▶ **Short task**
Copy out the listing that follows, exact in every word, and skip the images.

[Figure collection entries]
-- START --

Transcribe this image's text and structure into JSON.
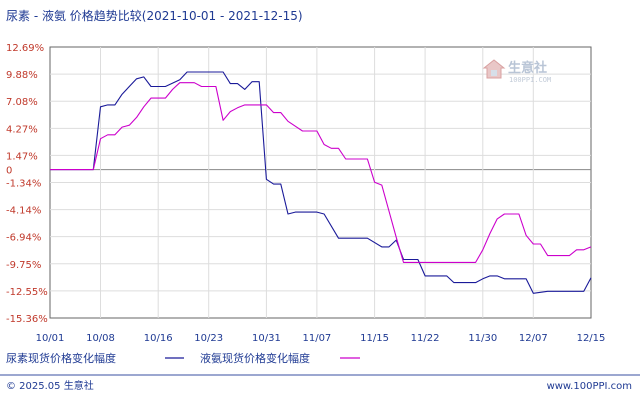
{
  "chart_data": {
    "type": "line",
    "title": "尿素 - 液氨 价格趋势比较(2021-10-01 - 2021-12-15)",
    "x_ticks": [
      "10/01",
      "10/08",
      "10/16",
      "10/23",
      "10/31",
      "11/07",
      "11/15",
      "11/22",
      "11/30",
      "12/07",
      "12/15"
    ],
    "y_ticks": [
      "12.69%",
      "9.88%",
      "7.08%",
      "4.27%",
      "1.47%",
      "0",
      "-1.34%",
      "-4.14%",
      "-6.94%",
      "-9.75%",
      "-12.55%",
      "-15.36%"
    ],
    "ylim": [
      -15.36,
      12.69
    ],
    "grid": true,
    "legend_position": "bottom-left",
    "series": [
      {
        "name": "尿素现货价格变化幅度",
        "color": "#1a1a99",
        "points": [
          [
            "10/01",
            0
          ],
          [
            "10/07",
            0
          ],
          [
            "10/08",
            6.5
          ],
          [
            "10/09",
            6.7
          ],
          [
            "10/10",
            6.7
          ],
          [
            "10/11",
            7.8
          ],
          [
            "10/12",
            8.6
          ],
          [
            "10/13",
            9.4
          ],
          [
            "10/14",
            9.6
          ],
          [
            "10/15",
            8.6
          ],
          [
            "10/17",
            8.6
          ],
          [
            "10/19",
            9.3
          ],
          [
            "10/20",
            10.1
          ],
          [
            "10/25",
            10.1
          ],
          [
            "10/26",
            8.9
          ],
          [
            "10/27",
            8.9
          ],
          [
            "10/28",
            8.3
          ],
          [
            "10/29",
            9.1
          ],
          [
            "10/30",
            9.1
          ],
          [
            "10/31",
            -1.0
          ],
          [
            "11/01",
            -1.5
          ],
          [
            "11/02",
            -1.5
          ],
          [
            "11/03",
            -4.6
          ],
          [
            "11/04",
            -4.4
          ],
          [
            "11/07",
            -4.4
          ],
          [
            "11/08",
            -4.6
          ],
          [
            "11/10",
            -7.1
          ],
          [
            "11/14",
            -7.1
          ],
          [
            "11/16",
            -8.0
          ],
          [
            "11/17",
            -8.0
          ],
          [
            "11/18",
            -7.3
          ],
          [
            "11/19",
            -9.3
          ],
          [
            "11/21",
            -9.3
          ],
          [
            "11/22",
            -11.0
          ],
          [
            "11/25",
            -11.0
          ],
          [
            "11/26",
            -11.7
          ],
          [
            "11/29",
            -11.7
          ],
          [
            "11/30",
            -11.3
          ],
          [
            "12/01",
            -11.0
          ],
          [
            "12/02",
            -11.0
          ],
          [
            "12/03",
            -11.3
          ],
          [
            "12/06",
            -11.3
          ],
          [
            "12/07",
            -12.8
          ],
          [
            "12/09",
            -12.6
          ],
          [
            "12/14",
            -12.6
          ],
          [
            "12/15",
            -11.2
          ]
        ]
      },
      {
        "name": "液氨现货价格变化幅度",
        "color": "#cc00cc",
        "points": [
          [
            "10/01",
            0
          ],
          [
            "10/07",
            0
          ],
          [
            "10/08",
            3.2
          ],
          [
            "10/09",
            3.6
          ],
          [
            "10/10",
            3.6
          ],
          [
            "10/11",
            4.4
          ],
          [
            "10/12",
            4.6
          ],
          [
            "10/13",
            5.4
          ],
          [
            "10/14",
            6.5
          ],
          [
            "10/15",
            7.4
          ],
          [
            "10/17",
            7.4
          ],
          [
            "10/18",
            8.3
          ],
          [
            "10/19",
            9.0
          ],
          [
            "10/21",
            9.0
          ],
          [
            "10/22",
            8.6
          ],
          [
            "10/24",
            8.6
          ],
          [
            "10/25",
            5.1
          ],
          [
            "10/26",
            6.0
          ],
          [
            "10/27",
            6.4
          ],
          [
            "10/28",
            6.7
          ],
          [
            "10/31",
            6.7
          ],
          [
            "11/01",
            5.9
          ],
          [
            "11/02",
            5.9
          ],
          [
            "11/03",
            5.0
          ],
          [
            "11/05",
            4.0
          ],
          [
            "11/07",
            4.0
          ],
          [
            "11/08",
            2.6
          ],
          [
            "11/09",
            2.2
          ],
          [
            "11/10",
            2.2
          ],
          [
            "11/11",
            1.1
          ],
          [
            "11/14",
            1.1
          ],
          [
            "11/15",
            -1.3
          ],
          [
            "11/16",
            -1.6
          ],
          [
            "11/17",
            -4.3
          ],
          [
            "11/18",
            -7.0
          ],
          [
            "11/19",
            -9.6
          ],
          [
            "11/22",
            -9.6
          ],
          [
            "11/26",
            -9.6
          ],
          [
            "11/28",
            -9.6
          ],
          [
            "11/29",
            -9.6
          ],
          [
            "11/30",
            -8.3
          ],
          [
            "12/01",
            -6.6
          ],
          [
            "12/02",
            -5.1
          ],
          [
            "12/03",
            -4.6
          ],
          [
            "12/04",
            -4.6
          ],
          [
            "12/05",
            -4.6
          ],
          [
            "12/06",
            -6.8
          ],
          [
            "12/07",
            -7.7
          ],
          [
            "12/08",
            -7.7
          ],
          [
            "12/09",
            -8.9
          ],
          [
            "12/12",
            -8.9
          ],
          [
            "12/13",
            -8.3
          ],
          [
            "12/14",
            -8.3
          ],
          [
            "12/15",
            -8.0
          ]
        ]
      }
    ]
  },
  "footer": {
    "copyright": "© 2025.05 生意社",
    "site": "www.100PPI.com"
  },
  "watermark": {
    "name": "生意社",
    "url": "100PPI.COM"
  }
}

-- END --

▶ **Answer to the task**
Transcribe this image's text and structure into JSON.
{
  "chart_data": {
    "type": "line",
    "title": "尿素 - 液氨 价格趋势比较(2021-10-01 - 2021-12-15)",
    "x_ticks": [
      "10/01",
      "10/08",
      "10/16",
      "10/23",
      "10/31",
      "11/07",
      "11/15",
      "11/22",
      "11/30",
      "12/07",
      "12/15"
    ],
    "y_ticks": [
      "12.69%",
      "9.88%",
      "7.08%",
      "4.27%",
      "1.47%",
      "0",
      "-1.34%",
      "-4.14%",
      "-6.94%",
      "-9.75%",
      "-12.55%",
      "-15.36%"
    ],
    "ylim": [
      -15.36,
      12.69
    ],
    "grid": true,
    "legend_position": "bottom-left",
    "series": [
      {
        "name": "尿素现货价格变化幅度",
        "color": "#1a1a99",
        "points": [
          [
            "10/01",
            0
          ],
          [
            "10/07",
            0
          ],
          [
            "10/08",
            6.5
          ],
          [
            "10/09",
            6.7
          ],
          [
            "10/10",
            6.7
          ],
          [
            "10/11",
            7.8
          ],
          [
            "10/12",
            8.6
          ],
          [
            "10/13",
            9.4
          ],
          [
            "10/14",
            9.6
          ],
          [
            "10/15",
            8.6
          ],
          [
            "10/17",
            8.6
          ],
          [
            "10/19",
            9.3
          ],
          [
            "10/20",
            10.1
          ],
          [
            "10/25",
            10.1
          ],
          [
            "10/26",
            8.9
          ],
          [
            "10/27",
            8.9
          ],
          [
            "10/28",
            8.3
          ],
          [
            "10/29",
            9.1
          ],
          [
            "10/30",
            9.1
          ],
          [
            "10/31",
            -1.0
          ],
          [
            "11/01",
            -1.5
          ],
          [
            "11/02",
            -1.5
          ],
          [
            "11/03",
            -4.6
          ],
          [
            "11/04",
            -4.4
          ],
          [
            "11/07",
            -4.4
          ],
          [
            "11/08",
            -4.6
          ],
          [
            "11/10",
            -7.1
          ],
          [
            "11/14",
            -7.1
          ],
          [
            "11/16",
            -8.0
          ],
          [
            "11/17",
            -8.0
          ],
          [
            "11/18",
            -7.3
          ],
          [
            "11/19",
            -9.3
          ],
          [
            "11/21",
            -9.3
          ],
          [
            "11/22",
            -11.0
          ],
          [
            "11/25",
            -11.0
          ],
          [
            "11/26",
            -11.7
          ],
          [
            "11/29",
            -11.7
          ],
          [
            "11/30",
            -11.3
          ],
          [
            "12/01",
            -11.0
          ],
          [
            "12/02",
            -11.0
          ],
          [
            "12/03",
            -11.3
          ],
          [
            "12/06",
            -11.3
          ],
          [
            "12/07",
            -12.8
          ],
          [
            "12/09",
            -12.6
          ],
          [
            "12/14",
            -12.6
          ],
          [
            "12/15",
            -11.2
          ]
        ]
      },
      {
        "name": "液氨现货价格变化幅度",
        "color": "#cc00cc",
        "points": [
          [
            "10/01",
            0
          ],
          [
            "10/07",
            0
          ],
          [
            "10/08",
            3.2
          ],
          [
            "10/09",
            3.6
          ],
          [
            "10/10",
            3.6
          ],
          [
            "10/11",
            4.4
          ],
          [
            "10/12",
            4.6
          ],
          [
            "10/13",
            5.4
          ],
          [
            "10/14",
            6.5
          ],
          [
            "10/15",
            7.4
          ],
          [
            "10/17",
            7.4
          ],
          [
            "10/18",
            8.3
          ],
          [
            "10/19",
            9.0
          ],
          [
            "10/21",
            9.0
          ],
          [
            "10/22",
            8.6
          ],
          [
            "10/24",
            8.6
          ],
          [
            "10/25",
            5.1
          ],
          [
            "10/26",
            6.0
          ],
          [
            "10/27",
            6.4
          ],
          [
            "10/28",
            6.7
          ],
          [
            "10/31",
            6.7
          ],
          [
            "11/01",
            5.9
          ],
          [
            "11/02",
            5.9
          ],
          [
            "11/03",
            5.0
          ],
          [
            "11/05",
            4.0
          ],
          [
            "11/07",
            4.0
          ],
          [
            "11/08",
            2.6
          ],
          [
            "11/09",
            2.2
          ],
          [
            "11/10",
            2.2
          ],
          [
            "11/11",
            1.1
          ],
          [
            "11/14",
            1.1
          ],
          [
            "11/15",
            -1.3
          ],
          [
            "11/16",
            -1.6
          ],
          [
            "11/17",
            -4.3
          ],
          [
            "11/18",
            -7.0
          ],
          [
            "11/19",
            -9.6
          ],
          [
            "11/22",
            -9.6
          ],
          [
            "11/26",
            -9.6
          ],
          [
            "11/28",
            -9.6
          ],
          [
            "11/29",
            -9.6
          ],
          [
            "11/30",
            -8.3
          ],
          [
            "12/01",
            -6.6
          ],
          [
            "12/02",
            -5.1
          ],
          [
            "12/03",
            -4.6
          ],
          [
            "12/04",
            -4.6
          ],
          [
            "12/05",
            -4.6
          ],
          [
            "12/06",
            -6.8
          ],
          [
            "12/07",
            -7.7
          ],
          [
            "12/08",
            -7.7
          ],
          [
            "12/09",
            -8.9
          ],
          [
            "12/12",
            -8.9
          ],
          [
            "12/13",
            -8.3
          ],
          [
            "12/14",
            -8.3
          ],
          [
            "12/15",
            -8.0
          ]
        ]
      }
    ]
  },
  "footer": {
    "copyright": "© 2025.05 生意社",
    "site": "www.100PPI.com"
  },
  "watermark": {
    "name": "生意社",
    "url": "100PPI.COM"
  }
}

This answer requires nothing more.